* Reading passage:
------------------------------------------------

A Short History of Nearly Everything - Bill Bryson
This is going to be a ’short’ post of nearly everything.
When I first started reading the book, I found it hard to ‘get into’. Requires at least an hour of serious reading to get into the whole ‘thing’. But it’s quite a marvellous work! Don’t know how much time Bryson took to research everything! It gives in great detail how we progress through the ages… from the creation of the universe to the intricacies of archaelogy and all the way to the realm of quantum physics… and more… I’m astonished at the huge amoun t of information in this book, it is more of an encyclopaedia than a novel!
I noticed that a recurrent theme in his work is an awareness of how vast the universe is… and how small we all are. Despite the seemingly insignificance of one person in this vast vast long history of the universe, and how relentless the tide of time seems, this book is extremely encouraging because it tells us how one person is able to change so much in this world. To bring more understanding of everything around us, and to lead to the thousand and one inventions us descendants now enjoy. Rutherford, Darwin, Planck, Bohr… I wonder whether I’d someday be able to do something so great that some people will remember me for it. Heh heh heh.
In order to allow non-scientific persons to understand just how vast the universe was and how rare a supernova is, Bryson asked us to imagine…
“a standard dining-room table covered in a black tablecloth and throwing a handful of salt across it. The scattered grains can be though of as a galaxy. Now imagine fifteen hundred more tables like the first one - enough to make a single line two miles long - each with a random array of salt across it. Now add one grain of salt to any table and let Bob Evans walk among them. At a glance he will spot it. That grain of salt is the supernova.”

------------------------------------------------

* Data:
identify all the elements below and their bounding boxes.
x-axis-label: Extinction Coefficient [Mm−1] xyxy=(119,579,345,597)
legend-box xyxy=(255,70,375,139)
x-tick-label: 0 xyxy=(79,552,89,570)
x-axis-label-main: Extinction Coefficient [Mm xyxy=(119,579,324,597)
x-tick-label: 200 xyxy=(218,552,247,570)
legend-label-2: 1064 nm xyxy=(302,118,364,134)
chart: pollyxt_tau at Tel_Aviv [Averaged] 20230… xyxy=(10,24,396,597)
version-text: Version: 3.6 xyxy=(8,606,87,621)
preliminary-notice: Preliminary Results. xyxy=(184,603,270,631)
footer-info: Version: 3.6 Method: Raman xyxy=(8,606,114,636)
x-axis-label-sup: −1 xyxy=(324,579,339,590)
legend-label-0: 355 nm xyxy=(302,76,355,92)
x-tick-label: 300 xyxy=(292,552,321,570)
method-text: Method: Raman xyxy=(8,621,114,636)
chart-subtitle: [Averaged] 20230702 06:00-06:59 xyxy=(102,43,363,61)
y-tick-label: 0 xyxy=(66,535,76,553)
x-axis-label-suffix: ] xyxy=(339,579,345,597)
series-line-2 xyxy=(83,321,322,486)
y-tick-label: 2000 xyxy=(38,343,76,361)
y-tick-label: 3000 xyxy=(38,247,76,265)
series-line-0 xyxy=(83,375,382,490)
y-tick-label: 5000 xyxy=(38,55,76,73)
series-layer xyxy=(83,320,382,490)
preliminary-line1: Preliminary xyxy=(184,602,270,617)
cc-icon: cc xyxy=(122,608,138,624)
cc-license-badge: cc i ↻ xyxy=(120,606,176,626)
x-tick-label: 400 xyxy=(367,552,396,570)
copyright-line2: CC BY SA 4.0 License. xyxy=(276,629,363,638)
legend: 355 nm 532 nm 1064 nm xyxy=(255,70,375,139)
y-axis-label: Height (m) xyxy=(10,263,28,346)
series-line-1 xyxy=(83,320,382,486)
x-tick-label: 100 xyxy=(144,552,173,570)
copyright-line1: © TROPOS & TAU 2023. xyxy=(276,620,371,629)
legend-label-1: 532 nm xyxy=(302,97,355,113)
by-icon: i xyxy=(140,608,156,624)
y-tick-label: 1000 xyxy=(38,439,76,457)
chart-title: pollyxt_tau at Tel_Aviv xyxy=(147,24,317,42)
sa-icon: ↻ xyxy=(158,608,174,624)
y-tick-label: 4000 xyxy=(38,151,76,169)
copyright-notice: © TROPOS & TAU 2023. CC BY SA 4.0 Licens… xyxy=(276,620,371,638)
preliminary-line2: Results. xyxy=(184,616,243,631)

------------------------------------------------

* Task to carry out: Transcribe verbatim the portion of the blog post on A Short History of Nearly Everything from "I noticed that" to "Heh heh heh.".

* Worked solution:
I noticed that a recurrent theme in his work is an awareness of how vast the universe is… and how small we all are. Despite the seemingly insignificance of one person in this vast vast long history of the universe, and how relentless the tide of time seems, this book is extremely encouraging because it tells us how one person is able to change so much in this world. To bring more understanding of everything around us, and to lead to the thousand and one inventions us descendants now enjoy. Rutherford, Darwin, Planck, Bohr… I wonder whether I’d someday be able to do something so great that some people will remember me for it. Heh heh heh.